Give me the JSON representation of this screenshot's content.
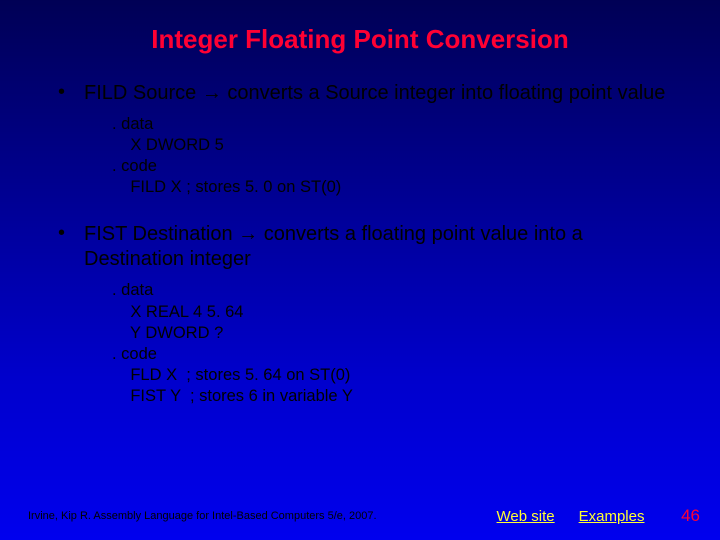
{
  "title": "Integer Floating Point Conversion",
  "bullet1": "FILD Source → converts a Source integer into floating point value",
  "code1_l1": ". data",
  "code1_l2": "    X DWORD 5",
  "code1_l3": ". code",
  "code1_l4": "    FILD X ; stores 5. 0 on ST(0)",
  "bullet2": "FIST Destination → converts a floating point value into a Destination integer",
  "code2_l1": ". data",
  "code2_l2": "    X REAL 4 5. 64",
  "code2_l3": "    Y DWORD ?",
  "code2_l4": ". code",
  "code2_l5": "    FLD X  ; stores 5. 64 on ST(0)",
  "code2_l6": "    FIST Y  ; stores 6 in variable Y",
  "footer": {
    "citation": "Irvine, Kip R. Assembly Language for Intel-Based Computers 5/e, 2007.",
    "link1": "Web site",
    "link2": "Examples",
    "page": "46"
  }
}
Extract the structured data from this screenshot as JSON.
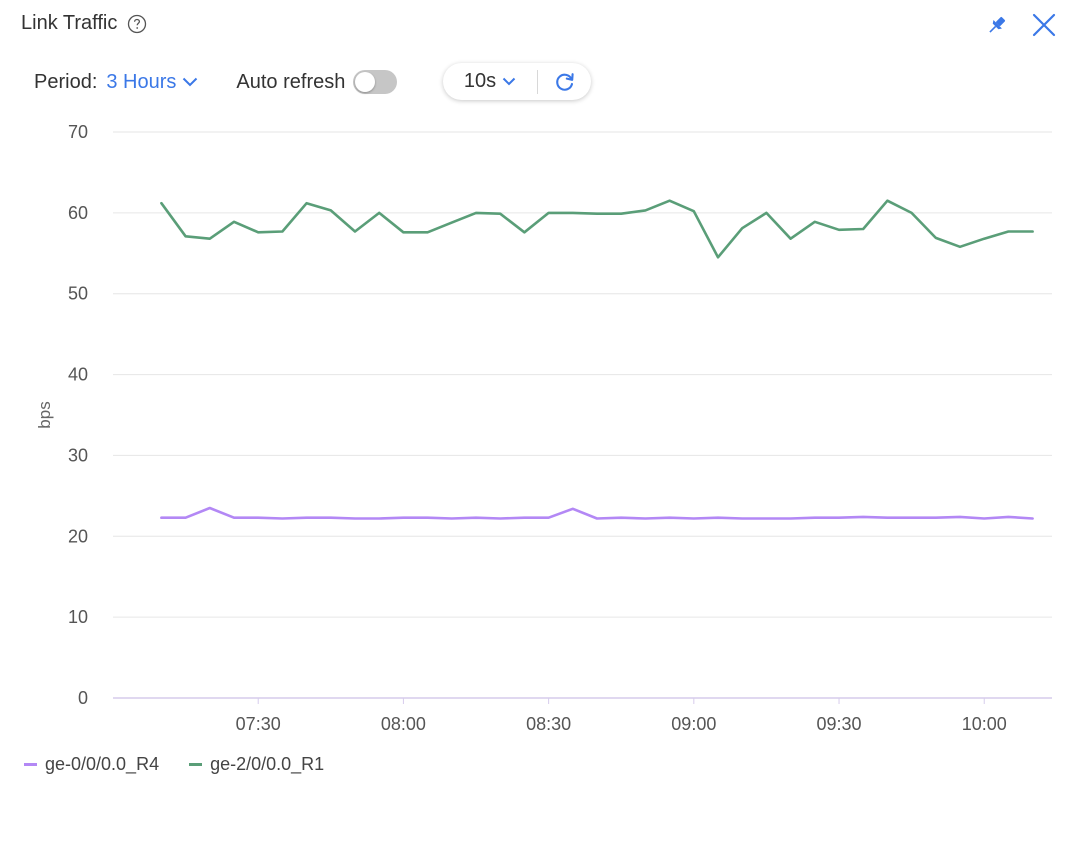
{
  "panel": {
    "title": "Link Traffic",
    "help_icon": "help-circle-icon",
    "pin_icon": "pin-icon",
    "close_icon": "close-icon"
  },
  "toolbar": {
    "period_label": "Period:",
    "period_value": "3 Hours",
    "auto_refresh_label": "Auto refresh",
    "auto_refresh_on": false,
    "interval_value": "10s",
    "refresh_icon": "refresh-icon"
  },
  "colors": {
    "accent": "#3b78e7",
    "series_r4": "#b388f5",
    "series_r1": "#5a9e78",
    "grid": "#e6e6e6",
    "axis": "#d6ccec"
  },
  "chart_data": {
    "type": "line",
    "ylabel": "bps",
    "xlabel": "",
    "ylim": [
      0,
      70
    ],
    "yticks": [
      0,
      10,
      20,
      30,
      40,
      50,
      60,
      70
    ],
    "x_ticks": [
      "07:30",
      "08:00",
      "08:30",
      "09:00",
      "09:30",
      "10:00"
    ],
    "x": [
      "07:10",
      "07:15",
      "07:20",
      "07:25",
      "07:30",
      "07:35",
      "07:40",
      "07:45",
      "07:50",
      "07:55",
      "08:00",
      "08:05",
      "08:10",
      "08:15",
      "08:20",
      "08:25",
      "08:30",
      "08:35",
      "08:40",
      "08:45",
      "08:50",
      "08:55",
      "09:00",
      "09:05",
      "09:10",
      "09:15",
      "09:20",
      "09:25",
      "09:30",
      "09:35",
      "09:40",
      "09:45",
      "09:50",
      "09:55",
      "10:00",
      "10:05",
      "10:10"
    ],
    "series": [
      {
        "name": "ge-0/0/0.0_R4",
        "values": [
          22.3,
          22.3,
          23.5,
          22.3,
          22.3,
          22.2,
          22.3,
          22.3,
          22.2,
          22.2,
          22.3,
          22.3,
          22.2,
          22.3,
          22.2,
          22.3,
          22.3,
          23.4,
          22.2,
          22.3,
          22.2,
          22.3,
          22.2,
          22.3,
          22.2,
          22.2,
          22.2,
          22.3,
          22.3,
          22.4,
          22.3,
          22.3,
          22.3,
          22.4,
          22.2,
          22.4,
          22.2
        ]
      },
      {
        "name": "ge-2/0/0.0_R1",
        "values": [
          61.2,
          57.1,
          56.8,
          58.9,
          57.6,
          57.7,
          61.2,
          60.3,
          57.7,
          60.0,
          57.6,
          57.6,
          58.8,
          60.0,
          59.9,
          57.6,
          60.0,
          60.0,
          59.9,
          59.9,
          60.3,
          61.5,
          60.2,
          54.5,
          58.1,
          60.0,
          56.8,
          58.9,
          57.9,
          58.0,
          61.5,
          60.0,
          56.9,
          55.8,
          56.8,
          57.7,
          57.7
        ]
      }
    ]
  }
}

+---+

* What is required:
Copy out all the records exactly, excluding pictures.

* Result for this exercise:
Give me the JSON representation of this screenshot's content.
{
  "title": "Integer Floating Point Conversion",
  "bullet1": "FILD Source → converts a Source integer into floating point value",
  "code1_l1": ". data",
  "code1_l2": "    X DWORD 5",
  "code1_l3": ". code",
  "code1_l4": "    FILD X ; stores 5. 0 on ST(0)",
  "bullet2": "FIST Destination → converts a floating point value into a Destination integer",
  "code2_l1": ". data",
  "code2_l2": "    X REAL 4 5. 64",
  "code2_l3": "    Y DWORD ?",
  "code2_l4": ". code",
  "code2_l5": "    FLD X  ; stores 5. 64 on ST(0)",
  "code2_l6": "    FIST Y  ; stores 6 in variable Y",
  "footer": {
    "citation": "Irvine, Kip R. Assembly Language for Intel-Based Computers 5/e, 2007.",
    "link1": "Web site",
    "link2": "Examples",
    "page": "46"
  }
}
Extract the structured data from this screenshot as JSON.
{
  "panel": {
    "title": "Link Traffic",
    "help_icon": "help-circle-icon",
    "pin_icon": "pin-icon",
    "close_icon": "close-icon"
  },
  "toolbar": {
    "period_label": "Period:",
    "period_value": "3 Hours",
    "auto_refresh_label": "Auto refresh",
    "auto_refresh_on": false,
    "interval_value": "10s",
    "refresh_icon": "refresh-icon"
  },
  "colors": {
    "accent": "#3b78e7",
    "series_r4": "#b388f5",
    "series_r1": "#5a9e78",
    "grid": "#e6e6e6",
    "axis": "#d6ccec"
  },
  "chart_data": {
    "type": "line",
    "ylabel": "bps",
    "xlabel": "",
    "ylim": [
      0,
      70
    ],
    "yticks": [
      0,
      10,
      20,
      30,
      40,
      50,
      60,
      70
    ],
    "x_ticks": [
      "07:30",
      "08:00",
      "08:30",
      "09:00",
      "09:30",
      "10:00"
    ],
    "x": [
      "07:10",
      "07:15",
      "07:20",
      "07:25",
      "07:30",
      "07:35",
      "07:40",
      "07:45",
      "07:50",
      "07:55",
      "08:00",
      "08:05",
      "08:10",
      "08:15",
      "08:20",
      "08:25",
      "08:30",
      "08:35",
      "08:40",
      "08:45",
      "08:50",
      "08:55",
      "09:00",
      "09:05",
      "09:10",
      "09:15",
      "09:20",
      "09:25",
      "09:30",
      "09:35",
      "09:40",
      "09:45",
      "09:50",
      "09:55",
      "10:00",
      "10:05",
      "10:10"
    ],
    "series": [
      {
        "name": "ge-0/0/0.0_R4",
        "values": [
          22.3,
          22.3,
          23.5,
          22.3,
          22.3,
          22.2,
          22.3,
          22.3,
          22.2,
          22.2,
          22.3,
          22.3,
          22.2,
          22.3,
          22.2,
          22.3,
          22.3,
          23.4,
          22.2,
          22.3,
          22.2,
          22.3,
          22.2,
          22.3,
          22.2,
          22.2,
          22.2,
          22.3,
          22.3,
          22.4,
          22.3,
          22.3,
          22.3,
          22.4,
          22.2,
          22.4,
          22.2
        ]
      },
      {
        "name": "ge-2/0/0.0_R1",
        "values": [
          61.2,
          57.1,
          56.8,
          58.9,
          57.6,
          57.7,
          61.2,
          60.3,
          57.7,
          60.0,
          57.6,
          57.6,
          58.8,
          60.0,
          59.9,
          57.6,
          60.0,
          60.0,
          59.9,
          59.9,
          60.3,
          61.5,
          60.2,
          54.5,
          58.1,
          60.0,
          56.8,
          58.9,
          57.9,
          58.0,
          61.5,
          60.0,
          56.9,
          55.8,
          56.8,
          57.7,
          57.7
        ]
      }
    ]
  }
}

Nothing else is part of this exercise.